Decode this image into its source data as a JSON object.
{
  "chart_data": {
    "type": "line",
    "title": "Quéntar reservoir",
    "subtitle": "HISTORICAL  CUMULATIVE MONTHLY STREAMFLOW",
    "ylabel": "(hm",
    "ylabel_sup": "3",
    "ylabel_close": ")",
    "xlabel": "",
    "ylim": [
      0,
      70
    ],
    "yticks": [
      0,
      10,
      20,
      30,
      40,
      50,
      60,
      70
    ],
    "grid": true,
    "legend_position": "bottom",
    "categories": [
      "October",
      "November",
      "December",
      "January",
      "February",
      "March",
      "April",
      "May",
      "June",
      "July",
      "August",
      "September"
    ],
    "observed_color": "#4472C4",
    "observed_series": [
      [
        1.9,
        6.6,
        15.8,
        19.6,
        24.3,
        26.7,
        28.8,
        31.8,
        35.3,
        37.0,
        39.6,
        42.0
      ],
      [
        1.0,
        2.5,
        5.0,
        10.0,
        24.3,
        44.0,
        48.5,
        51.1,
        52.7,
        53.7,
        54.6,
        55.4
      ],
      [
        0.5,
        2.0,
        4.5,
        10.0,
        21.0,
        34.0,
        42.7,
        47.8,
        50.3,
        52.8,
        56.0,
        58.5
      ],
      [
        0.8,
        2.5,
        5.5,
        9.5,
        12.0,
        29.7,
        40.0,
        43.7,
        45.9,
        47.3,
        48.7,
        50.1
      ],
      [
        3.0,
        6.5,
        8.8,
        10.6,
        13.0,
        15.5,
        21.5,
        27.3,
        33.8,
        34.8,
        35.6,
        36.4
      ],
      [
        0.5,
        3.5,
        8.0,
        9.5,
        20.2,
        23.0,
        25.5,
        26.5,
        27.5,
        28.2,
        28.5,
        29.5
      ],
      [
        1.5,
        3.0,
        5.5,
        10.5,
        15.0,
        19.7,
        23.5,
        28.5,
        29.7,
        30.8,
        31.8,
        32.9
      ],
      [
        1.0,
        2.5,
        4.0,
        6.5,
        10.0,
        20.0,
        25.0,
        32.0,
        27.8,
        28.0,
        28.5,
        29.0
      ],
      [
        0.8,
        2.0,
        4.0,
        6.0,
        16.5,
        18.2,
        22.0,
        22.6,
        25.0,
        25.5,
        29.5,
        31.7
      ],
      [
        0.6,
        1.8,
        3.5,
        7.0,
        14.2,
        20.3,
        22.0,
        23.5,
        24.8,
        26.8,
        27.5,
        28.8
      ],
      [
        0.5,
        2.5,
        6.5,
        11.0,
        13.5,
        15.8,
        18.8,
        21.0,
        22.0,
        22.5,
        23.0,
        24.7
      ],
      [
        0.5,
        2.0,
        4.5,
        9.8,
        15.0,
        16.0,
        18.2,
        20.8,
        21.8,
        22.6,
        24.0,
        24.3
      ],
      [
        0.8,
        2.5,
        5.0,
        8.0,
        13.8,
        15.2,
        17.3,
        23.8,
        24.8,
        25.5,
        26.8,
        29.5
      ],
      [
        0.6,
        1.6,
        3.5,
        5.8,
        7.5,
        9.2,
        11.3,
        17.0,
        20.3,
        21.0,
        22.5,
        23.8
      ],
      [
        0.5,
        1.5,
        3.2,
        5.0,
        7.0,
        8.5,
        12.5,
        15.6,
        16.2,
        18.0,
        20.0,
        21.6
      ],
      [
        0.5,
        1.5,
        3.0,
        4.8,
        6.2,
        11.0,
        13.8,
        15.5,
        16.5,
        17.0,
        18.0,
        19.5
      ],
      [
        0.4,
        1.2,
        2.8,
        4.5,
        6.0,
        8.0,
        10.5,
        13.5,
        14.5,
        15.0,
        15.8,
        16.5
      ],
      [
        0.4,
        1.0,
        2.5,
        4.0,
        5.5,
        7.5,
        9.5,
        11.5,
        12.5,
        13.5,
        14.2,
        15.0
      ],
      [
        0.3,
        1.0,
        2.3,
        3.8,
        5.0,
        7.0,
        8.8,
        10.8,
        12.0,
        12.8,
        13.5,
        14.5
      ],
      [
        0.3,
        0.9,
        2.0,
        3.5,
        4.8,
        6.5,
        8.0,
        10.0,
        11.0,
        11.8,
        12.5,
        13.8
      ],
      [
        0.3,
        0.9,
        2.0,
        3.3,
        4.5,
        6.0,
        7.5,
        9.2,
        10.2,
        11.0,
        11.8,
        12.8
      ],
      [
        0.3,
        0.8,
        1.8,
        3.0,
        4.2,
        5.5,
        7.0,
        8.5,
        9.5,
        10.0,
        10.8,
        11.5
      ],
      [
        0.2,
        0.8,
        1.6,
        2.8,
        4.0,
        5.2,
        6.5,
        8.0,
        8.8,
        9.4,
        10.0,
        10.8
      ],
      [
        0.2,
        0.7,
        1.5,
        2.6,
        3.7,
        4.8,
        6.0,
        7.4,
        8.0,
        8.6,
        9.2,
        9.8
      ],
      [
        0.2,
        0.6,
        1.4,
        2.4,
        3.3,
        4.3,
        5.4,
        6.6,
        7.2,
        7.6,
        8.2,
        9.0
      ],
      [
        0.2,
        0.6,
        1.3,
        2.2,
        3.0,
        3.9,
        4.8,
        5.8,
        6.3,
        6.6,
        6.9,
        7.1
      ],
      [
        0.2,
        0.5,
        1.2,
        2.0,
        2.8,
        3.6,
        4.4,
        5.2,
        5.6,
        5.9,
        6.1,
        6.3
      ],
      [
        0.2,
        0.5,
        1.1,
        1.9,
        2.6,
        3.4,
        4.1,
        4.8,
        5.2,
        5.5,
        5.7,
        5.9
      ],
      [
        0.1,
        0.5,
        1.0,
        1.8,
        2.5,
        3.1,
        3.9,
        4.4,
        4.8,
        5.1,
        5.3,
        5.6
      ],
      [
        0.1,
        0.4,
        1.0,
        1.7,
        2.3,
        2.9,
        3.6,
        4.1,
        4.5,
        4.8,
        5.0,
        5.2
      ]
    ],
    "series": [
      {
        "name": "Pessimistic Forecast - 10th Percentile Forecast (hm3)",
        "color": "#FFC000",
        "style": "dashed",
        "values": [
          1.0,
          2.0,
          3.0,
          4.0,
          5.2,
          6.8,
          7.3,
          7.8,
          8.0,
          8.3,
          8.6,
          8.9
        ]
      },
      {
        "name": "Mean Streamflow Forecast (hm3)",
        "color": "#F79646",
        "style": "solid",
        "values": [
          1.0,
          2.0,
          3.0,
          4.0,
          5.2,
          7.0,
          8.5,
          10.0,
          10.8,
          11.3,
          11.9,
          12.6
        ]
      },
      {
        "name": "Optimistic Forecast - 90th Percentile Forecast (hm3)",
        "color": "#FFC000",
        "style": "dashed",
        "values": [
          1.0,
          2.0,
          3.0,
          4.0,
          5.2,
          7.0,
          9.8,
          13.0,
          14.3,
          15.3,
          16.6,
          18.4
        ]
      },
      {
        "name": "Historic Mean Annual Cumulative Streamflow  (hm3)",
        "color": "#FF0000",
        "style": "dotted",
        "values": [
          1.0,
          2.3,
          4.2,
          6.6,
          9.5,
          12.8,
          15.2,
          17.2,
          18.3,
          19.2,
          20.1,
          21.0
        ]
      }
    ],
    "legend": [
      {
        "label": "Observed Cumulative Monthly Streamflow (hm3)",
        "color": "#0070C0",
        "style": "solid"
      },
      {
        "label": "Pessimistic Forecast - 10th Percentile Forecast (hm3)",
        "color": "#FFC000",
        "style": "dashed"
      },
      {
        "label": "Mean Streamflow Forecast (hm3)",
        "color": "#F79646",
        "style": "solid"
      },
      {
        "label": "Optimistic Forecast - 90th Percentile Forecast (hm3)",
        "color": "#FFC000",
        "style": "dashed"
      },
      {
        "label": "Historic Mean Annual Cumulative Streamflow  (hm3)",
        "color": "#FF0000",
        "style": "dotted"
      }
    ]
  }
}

* * * * * * *

- **EXERCISE REQUIREMENTS**
Find each line holding the word "Mean" and copy it.

- **OUTPUT OF THE TASK**
        "name": "Mean Streamflow Forecast (hm3)",
        "name": "Historic Mean Annual Cumulative Streamflow  (hm3)",
        "label": "Mean Streamflow Forecast (hm3)",
        "label": "Historic Mean Annual Cumulative Streamflow  (hm3)",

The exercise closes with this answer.